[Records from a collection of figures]
+---+
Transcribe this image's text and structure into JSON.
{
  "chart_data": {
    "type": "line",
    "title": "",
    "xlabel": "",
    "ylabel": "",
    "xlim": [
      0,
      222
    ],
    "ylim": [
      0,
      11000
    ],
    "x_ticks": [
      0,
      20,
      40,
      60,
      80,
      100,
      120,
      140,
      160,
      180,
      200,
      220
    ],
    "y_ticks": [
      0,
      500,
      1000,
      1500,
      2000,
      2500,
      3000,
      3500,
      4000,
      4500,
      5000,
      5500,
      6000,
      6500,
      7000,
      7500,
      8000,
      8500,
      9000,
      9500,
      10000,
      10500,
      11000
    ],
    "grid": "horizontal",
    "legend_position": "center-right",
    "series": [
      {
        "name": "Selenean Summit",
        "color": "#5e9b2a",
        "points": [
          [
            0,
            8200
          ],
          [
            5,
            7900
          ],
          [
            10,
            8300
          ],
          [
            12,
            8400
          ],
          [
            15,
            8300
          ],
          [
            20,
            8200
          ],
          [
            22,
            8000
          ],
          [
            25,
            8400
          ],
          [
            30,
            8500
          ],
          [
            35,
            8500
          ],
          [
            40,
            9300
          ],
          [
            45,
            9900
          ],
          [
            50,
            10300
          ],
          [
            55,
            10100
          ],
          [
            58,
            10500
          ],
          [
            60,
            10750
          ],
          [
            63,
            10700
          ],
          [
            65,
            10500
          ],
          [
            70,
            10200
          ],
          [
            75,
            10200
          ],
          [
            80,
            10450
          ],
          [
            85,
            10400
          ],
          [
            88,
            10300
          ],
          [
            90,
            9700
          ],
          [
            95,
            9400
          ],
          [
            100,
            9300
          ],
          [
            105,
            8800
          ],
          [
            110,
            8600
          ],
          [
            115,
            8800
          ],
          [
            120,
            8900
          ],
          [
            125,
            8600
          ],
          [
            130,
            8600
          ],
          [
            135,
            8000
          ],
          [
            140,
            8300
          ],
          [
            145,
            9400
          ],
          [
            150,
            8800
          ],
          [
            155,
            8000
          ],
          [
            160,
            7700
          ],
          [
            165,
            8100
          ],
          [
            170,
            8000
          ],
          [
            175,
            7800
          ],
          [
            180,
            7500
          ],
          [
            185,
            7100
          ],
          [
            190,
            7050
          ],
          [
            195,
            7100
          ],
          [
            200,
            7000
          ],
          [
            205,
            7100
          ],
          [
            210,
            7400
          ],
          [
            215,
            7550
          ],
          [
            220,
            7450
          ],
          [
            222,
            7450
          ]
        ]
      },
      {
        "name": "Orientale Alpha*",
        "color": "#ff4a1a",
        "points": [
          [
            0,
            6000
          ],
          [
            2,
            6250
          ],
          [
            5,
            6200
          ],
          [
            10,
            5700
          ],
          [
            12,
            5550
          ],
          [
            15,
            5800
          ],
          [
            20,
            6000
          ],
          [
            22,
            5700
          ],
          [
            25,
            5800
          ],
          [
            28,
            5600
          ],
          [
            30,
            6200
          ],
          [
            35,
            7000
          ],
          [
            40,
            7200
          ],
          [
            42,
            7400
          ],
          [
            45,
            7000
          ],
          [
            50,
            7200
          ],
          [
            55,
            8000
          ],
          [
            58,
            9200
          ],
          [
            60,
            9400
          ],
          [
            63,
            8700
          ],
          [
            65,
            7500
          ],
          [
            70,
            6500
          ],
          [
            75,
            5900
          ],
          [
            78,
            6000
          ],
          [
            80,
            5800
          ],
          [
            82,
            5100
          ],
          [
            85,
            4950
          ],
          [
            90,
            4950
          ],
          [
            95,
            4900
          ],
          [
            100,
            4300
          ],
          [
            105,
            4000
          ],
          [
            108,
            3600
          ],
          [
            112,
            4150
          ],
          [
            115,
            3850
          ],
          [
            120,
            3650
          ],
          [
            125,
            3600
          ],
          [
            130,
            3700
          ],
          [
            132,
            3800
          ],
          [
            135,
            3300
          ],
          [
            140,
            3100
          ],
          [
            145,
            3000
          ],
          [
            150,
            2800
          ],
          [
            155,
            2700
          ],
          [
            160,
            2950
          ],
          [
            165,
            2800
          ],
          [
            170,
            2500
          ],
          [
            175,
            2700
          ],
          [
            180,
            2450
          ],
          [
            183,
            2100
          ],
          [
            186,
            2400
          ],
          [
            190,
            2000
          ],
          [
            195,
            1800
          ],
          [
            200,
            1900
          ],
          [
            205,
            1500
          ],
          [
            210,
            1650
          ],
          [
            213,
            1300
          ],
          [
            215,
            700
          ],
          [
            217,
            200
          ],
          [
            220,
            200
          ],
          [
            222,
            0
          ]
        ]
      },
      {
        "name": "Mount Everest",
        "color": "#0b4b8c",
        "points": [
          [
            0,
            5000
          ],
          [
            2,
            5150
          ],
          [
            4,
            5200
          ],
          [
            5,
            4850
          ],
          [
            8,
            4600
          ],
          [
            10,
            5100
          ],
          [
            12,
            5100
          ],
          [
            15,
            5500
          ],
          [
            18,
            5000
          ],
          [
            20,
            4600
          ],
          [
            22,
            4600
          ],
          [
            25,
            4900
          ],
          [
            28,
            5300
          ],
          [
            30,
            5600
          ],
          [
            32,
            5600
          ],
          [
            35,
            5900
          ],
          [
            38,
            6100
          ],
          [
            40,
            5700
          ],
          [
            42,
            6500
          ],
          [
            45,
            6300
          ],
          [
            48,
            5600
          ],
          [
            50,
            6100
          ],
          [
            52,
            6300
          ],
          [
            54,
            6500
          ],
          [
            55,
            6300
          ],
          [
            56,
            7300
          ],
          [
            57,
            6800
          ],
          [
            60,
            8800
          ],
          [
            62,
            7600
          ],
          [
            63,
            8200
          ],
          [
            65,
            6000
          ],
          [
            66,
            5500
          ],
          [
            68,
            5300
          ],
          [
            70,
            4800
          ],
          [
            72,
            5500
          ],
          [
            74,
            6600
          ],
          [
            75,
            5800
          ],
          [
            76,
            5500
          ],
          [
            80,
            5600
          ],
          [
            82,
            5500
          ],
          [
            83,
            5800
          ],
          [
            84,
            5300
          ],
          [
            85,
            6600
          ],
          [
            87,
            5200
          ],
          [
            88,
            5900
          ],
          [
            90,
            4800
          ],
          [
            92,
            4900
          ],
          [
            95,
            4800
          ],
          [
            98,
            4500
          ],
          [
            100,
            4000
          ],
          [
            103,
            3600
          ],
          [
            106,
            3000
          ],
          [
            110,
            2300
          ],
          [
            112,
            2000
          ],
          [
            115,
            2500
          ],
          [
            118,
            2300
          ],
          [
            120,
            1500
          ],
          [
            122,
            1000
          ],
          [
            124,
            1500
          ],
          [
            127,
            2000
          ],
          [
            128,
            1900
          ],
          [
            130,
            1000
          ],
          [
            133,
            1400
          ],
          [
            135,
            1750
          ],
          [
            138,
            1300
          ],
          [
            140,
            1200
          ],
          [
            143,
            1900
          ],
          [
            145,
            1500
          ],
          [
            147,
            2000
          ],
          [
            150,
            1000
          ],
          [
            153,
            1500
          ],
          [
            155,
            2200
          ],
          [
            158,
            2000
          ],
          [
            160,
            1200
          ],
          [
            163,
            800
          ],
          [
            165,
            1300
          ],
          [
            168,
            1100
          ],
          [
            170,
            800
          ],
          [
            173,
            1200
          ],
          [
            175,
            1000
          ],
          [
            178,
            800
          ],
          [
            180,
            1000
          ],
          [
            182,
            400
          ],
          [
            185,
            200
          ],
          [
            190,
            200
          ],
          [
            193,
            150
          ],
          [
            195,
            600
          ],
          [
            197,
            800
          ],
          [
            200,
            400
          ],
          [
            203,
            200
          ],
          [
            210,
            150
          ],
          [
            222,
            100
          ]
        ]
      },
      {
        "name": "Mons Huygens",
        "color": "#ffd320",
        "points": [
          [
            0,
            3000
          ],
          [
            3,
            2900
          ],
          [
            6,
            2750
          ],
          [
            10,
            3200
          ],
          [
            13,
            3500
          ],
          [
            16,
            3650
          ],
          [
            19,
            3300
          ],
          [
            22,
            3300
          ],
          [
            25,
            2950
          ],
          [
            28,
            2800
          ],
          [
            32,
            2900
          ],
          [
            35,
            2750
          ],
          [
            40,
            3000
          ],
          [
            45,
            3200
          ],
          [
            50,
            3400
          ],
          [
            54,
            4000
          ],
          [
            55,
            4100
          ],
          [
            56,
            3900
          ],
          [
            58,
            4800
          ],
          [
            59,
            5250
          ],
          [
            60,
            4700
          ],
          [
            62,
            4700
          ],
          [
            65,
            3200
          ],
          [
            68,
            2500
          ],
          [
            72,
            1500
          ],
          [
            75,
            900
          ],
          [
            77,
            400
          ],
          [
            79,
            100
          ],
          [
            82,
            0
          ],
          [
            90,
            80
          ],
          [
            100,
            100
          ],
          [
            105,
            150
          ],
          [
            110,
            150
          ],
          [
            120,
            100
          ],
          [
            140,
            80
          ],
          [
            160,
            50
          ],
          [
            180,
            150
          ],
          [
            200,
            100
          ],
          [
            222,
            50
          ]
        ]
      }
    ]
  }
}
+---+
WORK INSTRUCTIONS: Gather up, from the records above, each line where the word "color" appears.

COMPLETED TASK:
        "color": "#5e9b2a",
        "color": "#ff4a1a",
        "color": "#0b4b8c",
        "color": "#ffd320",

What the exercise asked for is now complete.